Bounding box entries:
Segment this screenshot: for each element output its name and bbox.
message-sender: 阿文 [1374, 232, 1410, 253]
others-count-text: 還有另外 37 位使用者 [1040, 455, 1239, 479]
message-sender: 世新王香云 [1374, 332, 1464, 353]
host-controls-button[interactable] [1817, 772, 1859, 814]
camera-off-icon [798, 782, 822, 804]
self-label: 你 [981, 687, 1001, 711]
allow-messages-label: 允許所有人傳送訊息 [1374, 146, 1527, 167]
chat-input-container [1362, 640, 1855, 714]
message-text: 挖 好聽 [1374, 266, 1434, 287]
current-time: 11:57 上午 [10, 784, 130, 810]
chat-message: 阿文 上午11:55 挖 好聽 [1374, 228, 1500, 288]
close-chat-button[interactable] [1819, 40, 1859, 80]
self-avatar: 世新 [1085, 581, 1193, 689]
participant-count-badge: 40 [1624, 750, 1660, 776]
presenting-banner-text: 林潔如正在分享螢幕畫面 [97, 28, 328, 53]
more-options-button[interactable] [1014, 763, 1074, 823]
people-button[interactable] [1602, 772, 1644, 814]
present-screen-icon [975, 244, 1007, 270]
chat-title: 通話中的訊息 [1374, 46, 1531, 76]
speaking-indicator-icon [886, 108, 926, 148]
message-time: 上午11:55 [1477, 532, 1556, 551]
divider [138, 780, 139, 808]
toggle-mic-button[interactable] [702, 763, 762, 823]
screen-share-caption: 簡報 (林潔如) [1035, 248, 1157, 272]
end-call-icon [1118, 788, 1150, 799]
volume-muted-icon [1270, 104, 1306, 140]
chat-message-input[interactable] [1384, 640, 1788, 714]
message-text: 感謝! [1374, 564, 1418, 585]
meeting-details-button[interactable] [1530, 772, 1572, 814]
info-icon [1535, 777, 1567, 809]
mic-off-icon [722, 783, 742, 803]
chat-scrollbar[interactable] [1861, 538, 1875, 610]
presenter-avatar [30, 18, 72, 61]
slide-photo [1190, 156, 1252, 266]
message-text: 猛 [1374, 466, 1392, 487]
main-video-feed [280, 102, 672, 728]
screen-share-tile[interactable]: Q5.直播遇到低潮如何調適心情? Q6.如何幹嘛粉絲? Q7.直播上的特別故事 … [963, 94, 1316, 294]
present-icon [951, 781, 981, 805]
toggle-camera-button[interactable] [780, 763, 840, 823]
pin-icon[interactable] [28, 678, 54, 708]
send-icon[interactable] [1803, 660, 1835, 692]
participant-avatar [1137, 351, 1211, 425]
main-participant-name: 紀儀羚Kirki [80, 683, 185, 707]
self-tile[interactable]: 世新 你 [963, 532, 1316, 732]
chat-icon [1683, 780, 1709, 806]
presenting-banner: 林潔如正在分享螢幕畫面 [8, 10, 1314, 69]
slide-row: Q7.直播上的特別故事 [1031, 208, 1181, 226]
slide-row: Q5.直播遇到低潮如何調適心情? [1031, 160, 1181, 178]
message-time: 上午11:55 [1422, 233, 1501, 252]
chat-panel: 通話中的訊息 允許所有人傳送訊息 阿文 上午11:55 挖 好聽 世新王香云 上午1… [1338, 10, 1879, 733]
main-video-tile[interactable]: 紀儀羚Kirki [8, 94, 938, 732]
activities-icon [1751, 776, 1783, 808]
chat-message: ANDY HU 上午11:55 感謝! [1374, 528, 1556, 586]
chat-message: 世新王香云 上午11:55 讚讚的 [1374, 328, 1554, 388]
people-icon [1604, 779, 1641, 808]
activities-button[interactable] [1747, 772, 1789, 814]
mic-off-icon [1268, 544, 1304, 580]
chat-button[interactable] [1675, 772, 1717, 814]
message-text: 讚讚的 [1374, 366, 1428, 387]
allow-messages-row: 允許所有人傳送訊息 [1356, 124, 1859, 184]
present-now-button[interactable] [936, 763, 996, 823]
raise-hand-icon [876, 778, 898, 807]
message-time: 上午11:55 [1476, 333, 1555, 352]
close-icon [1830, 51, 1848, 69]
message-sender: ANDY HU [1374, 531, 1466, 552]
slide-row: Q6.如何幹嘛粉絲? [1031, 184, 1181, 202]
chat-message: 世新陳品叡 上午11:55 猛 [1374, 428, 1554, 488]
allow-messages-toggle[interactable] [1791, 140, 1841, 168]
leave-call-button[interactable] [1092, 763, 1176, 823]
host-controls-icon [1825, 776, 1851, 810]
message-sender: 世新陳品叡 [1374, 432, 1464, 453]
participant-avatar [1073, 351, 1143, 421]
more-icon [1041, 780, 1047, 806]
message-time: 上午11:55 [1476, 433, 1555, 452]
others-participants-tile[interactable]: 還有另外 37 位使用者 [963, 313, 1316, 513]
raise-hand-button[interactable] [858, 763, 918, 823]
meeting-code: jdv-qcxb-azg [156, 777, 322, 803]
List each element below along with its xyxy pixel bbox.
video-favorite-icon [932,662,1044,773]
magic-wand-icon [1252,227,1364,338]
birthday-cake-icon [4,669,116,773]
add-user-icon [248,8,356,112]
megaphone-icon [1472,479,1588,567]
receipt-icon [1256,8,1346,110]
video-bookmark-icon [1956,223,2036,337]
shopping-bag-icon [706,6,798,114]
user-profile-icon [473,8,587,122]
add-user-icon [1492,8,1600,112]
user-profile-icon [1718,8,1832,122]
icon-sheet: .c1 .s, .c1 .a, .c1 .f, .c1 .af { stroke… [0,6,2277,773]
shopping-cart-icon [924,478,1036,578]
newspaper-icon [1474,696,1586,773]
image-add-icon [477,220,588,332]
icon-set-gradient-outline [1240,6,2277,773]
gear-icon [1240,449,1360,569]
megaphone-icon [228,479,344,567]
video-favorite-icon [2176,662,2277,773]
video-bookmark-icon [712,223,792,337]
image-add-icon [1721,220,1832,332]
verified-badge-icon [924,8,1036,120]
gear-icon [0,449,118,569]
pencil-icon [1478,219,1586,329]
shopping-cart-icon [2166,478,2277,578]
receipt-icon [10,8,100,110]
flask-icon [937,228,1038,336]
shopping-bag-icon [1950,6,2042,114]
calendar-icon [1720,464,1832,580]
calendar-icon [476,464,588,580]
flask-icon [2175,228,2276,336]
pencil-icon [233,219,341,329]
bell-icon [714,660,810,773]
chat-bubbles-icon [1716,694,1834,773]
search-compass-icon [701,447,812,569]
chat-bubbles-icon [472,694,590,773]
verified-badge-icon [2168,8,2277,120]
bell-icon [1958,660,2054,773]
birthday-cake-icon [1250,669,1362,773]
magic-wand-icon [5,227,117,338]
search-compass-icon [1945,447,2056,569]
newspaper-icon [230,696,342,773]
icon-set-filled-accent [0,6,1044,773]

▶ Stated task
Return every line of the records above that contains the string "世新陳品叡", matching case exactly.

▶ Exercise answer
chat-message: 世新陳品叡 上午11:55 猛 [1374, 428, 1554, 488]
message-sender: 世新陳品叡 [1374, 432, 1464, 453]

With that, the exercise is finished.